**Parts of the exercise:**
1. Reproduce verbatim the forum thread about mentioning rejections to publishers, from "If the latter, why" up to and including "earlier version) down.".
2. Recast the lines of the entries as a JSON list of strings, with one string per line and blank lines omitted. Cover only the lines from the one containing "callout-right-line: 电池系统能量密度达到250千瓦/: [330, 377, 540, 394]" up to and including the last line of the entries.

If the latter, why would you ever mention the fact to another publisher?


----------



## Ursa major

I assume you'd have to mention it to an agent, should you happen to snag one**.

Your agent might not feel too happy trying to sell your novel to a publisher only to find that they have already turned your book (or an earlier version) down.






** - Telling them _after_ you've snagged them, I mean.


----------



## Ian Whates

Ursa major said:


> I assume you'd have to mention it to an agent, should you happen to snag one**.
> 
> ** - Telling them _after_ you've snagged them, I mean.


 
Of course, Ursa. You don't hide stuff from your agent... once he/she _is _your agent.  

I'm not suggesting you should be dishonest with any potential publisher, either, merely that you don't advertise previous lack of success.

Opening the submission process with, "Here's the MS for my new novel; I hope you'll consider it for publication, though it's already been turned down by everybody else," probably isn't a good Plan A.


----------



## goldenapples

TheEndIsNigh said:


> a pathetic desperate last hope type?



 You know me too well.

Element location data
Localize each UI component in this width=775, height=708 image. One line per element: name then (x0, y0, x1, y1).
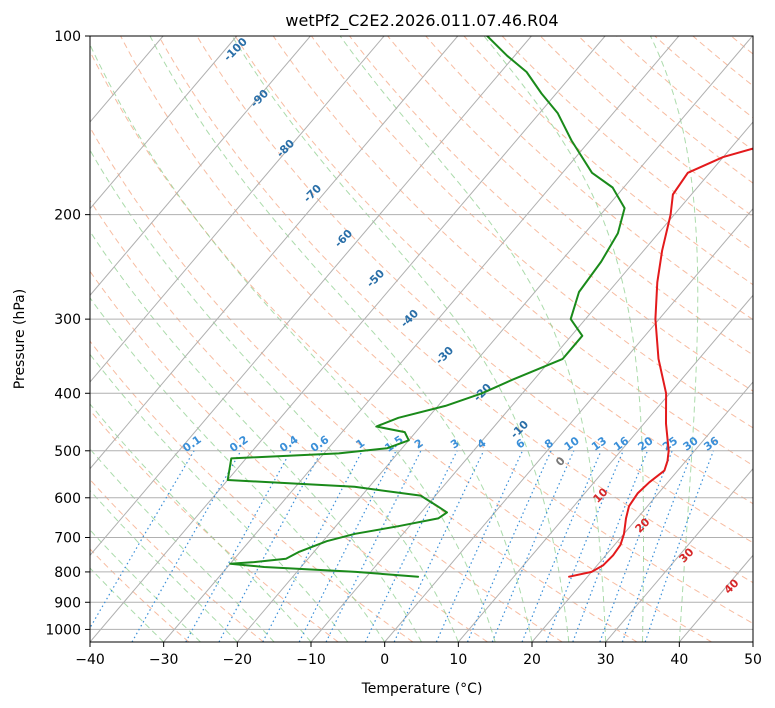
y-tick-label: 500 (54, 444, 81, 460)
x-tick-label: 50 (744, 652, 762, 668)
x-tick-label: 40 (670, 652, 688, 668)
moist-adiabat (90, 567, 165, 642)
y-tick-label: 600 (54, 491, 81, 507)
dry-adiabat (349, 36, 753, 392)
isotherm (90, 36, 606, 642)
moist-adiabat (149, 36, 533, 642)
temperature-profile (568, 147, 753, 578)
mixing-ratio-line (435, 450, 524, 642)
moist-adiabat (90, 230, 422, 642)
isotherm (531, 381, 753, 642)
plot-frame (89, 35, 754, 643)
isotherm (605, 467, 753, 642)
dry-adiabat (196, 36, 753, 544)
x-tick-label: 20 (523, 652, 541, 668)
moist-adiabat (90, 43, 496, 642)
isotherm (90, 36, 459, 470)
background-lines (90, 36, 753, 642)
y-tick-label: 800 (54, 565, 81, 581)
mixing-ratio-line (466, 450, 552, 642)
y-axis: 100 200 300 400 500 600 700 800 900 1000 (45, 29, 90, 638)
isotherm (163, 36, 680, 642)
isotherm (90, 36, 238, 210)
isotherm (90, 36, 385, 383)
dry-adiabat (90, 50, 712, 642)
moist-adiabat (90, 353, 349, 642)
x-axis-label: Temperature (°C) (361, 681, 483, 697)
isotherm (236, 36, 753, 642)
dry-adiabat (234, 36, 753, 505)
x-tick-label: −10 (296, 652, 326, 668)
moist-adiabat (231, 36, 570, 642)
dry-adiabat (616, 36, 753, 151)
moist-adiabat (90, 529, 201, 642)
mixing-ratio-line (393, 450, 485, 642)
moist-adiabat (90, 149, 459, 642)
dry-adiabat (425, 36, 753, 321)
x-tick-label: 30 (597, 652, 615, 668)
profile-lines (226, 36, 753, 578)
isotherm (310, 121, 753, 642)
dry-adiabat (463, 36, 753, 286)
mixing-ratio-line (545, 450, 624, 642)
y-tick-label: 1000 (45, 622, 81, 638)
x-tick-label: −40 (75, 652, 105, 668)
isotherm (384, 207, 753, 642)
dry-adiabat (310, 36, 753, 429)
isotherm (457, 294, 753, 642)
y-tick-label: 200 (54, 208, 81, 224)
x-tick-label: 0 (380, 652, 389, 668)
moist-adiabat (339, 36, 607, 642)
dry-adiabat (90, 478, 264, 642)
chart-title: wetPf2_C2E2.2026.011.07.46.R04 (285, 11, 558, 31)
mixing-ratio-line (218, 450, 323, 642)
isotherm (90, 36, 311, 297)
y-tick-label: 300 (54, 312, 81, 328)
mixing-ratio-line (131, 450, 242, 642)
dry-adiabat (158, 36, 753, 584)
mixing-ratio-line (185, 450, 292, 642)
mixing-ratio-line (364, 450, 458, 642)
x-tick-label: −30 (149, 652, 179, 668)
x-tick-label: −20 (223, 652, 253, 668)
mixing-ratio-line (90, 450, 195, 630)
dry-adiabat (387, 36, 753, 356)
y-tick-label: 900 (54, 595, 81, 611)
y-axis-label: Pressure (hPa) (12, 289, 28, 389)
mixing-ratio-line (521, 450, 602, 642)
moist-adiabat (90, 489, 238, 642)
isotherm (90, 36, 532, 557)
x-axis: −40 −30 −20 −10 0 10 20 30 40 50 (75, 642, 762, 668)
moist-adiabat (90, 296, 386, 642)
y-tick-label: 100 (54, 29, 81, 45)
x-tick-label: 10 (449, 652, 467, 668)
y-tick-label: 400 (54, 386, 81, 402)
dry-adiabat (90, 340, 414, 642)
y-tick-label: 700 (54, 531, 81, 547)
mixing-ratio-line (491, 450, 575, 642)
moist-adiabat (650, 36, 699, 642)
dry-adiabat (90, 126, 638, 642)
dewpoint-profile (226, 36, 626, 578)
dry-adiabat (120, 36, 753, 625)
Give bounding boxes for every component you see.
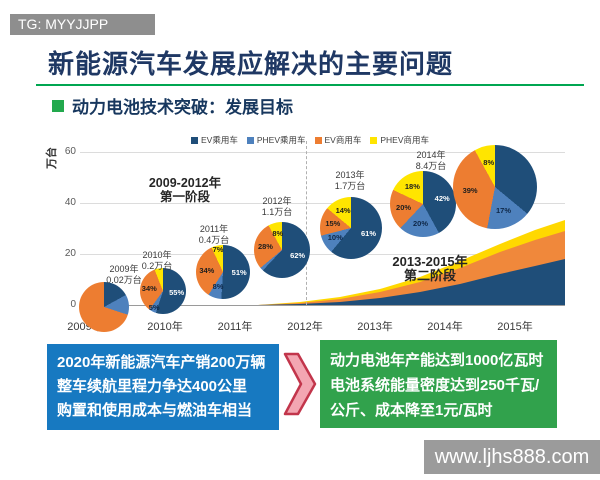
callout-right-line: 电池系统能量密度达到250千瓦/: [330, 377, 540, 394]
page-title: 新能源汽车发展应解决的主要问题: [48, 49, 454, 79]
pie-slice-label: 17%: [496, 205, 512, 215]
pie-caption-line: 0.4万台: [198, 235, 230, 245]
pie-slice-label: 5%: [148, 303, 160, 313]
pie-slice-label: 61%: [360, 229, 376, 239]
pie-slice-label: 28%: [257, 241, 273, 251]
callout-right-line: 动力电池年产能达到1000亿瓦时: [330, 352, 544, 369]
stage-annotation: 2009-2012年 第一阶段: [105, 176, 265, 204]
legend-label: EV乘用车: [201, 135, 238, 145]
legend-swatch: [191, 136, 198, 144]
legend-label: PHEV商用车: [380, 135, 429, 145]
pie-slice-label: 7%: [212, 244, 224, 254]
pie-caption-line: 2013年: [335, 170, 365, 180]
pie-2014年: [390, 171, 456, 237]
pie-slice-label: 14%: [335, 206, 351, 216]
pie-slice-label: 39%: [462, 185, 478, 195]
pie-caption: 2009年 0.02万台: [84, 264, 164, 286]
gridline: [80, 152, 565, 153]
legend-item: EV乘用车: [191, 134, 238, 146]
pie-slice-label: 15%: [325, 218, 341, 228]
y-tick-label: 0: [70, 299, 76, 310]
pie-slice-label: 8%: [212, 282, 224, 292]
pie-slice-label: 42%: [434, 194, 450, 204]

**List of solutions:**
1.
If the latter, why would you ever mention the fact to another publisher?


----------



## Ursa major

I assume you'd have to mention it to an agent, should you happen to snag one**.

Your agent might not feel too happy trying to sell your novel to a publisher only to find that they have already turned your book (or an earlier version) down.

2.
[
  "callout-right-line: 电池系统能量密度达到250千瓦/: [330, 377, 540, 394]",
  "page-title: 新能源汽车发展应解决的主要问题: [48, 49, 454, 79]",
  "pie-slice-label: 17%: [496, 205, 512, 215]",
  "pie-caption-line: 0.4万台: [198, 235, 230, 245]",
  "pie-slice-label: 5%: [148, 303, 160, 313]",
  "pie-slice-label: 61%: [360, 229, 376, 239]",
  "pie-slice-label: 28%: [257, 241, 273, 251]",
  "callout-right-line: 动力电池年产能达到1000亿瓦时: [330, 352, 544, 369]",
  "stage-annotation: 2009-2012年 第一阶段: [105, 176, 265, 204]",
  "legend-label: EV乘用车: [201, 135, 238, 145]",
  "legend-swatch: [191, 136, 198, 144]",
  "legend-label: PHEV商用车: [380, 135, 429, 145]",
  "pie-slice-label: 7%: [212, 244, 224, 254]",
  "pie-caption-line: 2013年: [335, 170, 365, 180]",
  "pie-2014年: [390, 171, 456, 237]",
  "pie-slice-label: 14%: [335, 206, 351, 216]",
  "pie-slice-label: 39%: [462, 185, 478, 195]",
  "pie-caption: 2009年 0.02万台: [84, 264, 164, 286]",
  "gridline: [80, 152, 565, 153]",
  "legend-item: EV乘用车: [191, 134, 238, 146]",
  "pie-slice-label: 15%: [325, 218, 341, 228]",
  "y-tick-label: 0: [70, 299, 76, 310]",
  "pie-slice-label: 8%: [212, 282, 224, 292]",
  "pie-slice-label: 42%: [434, 194, 450, 204]"
]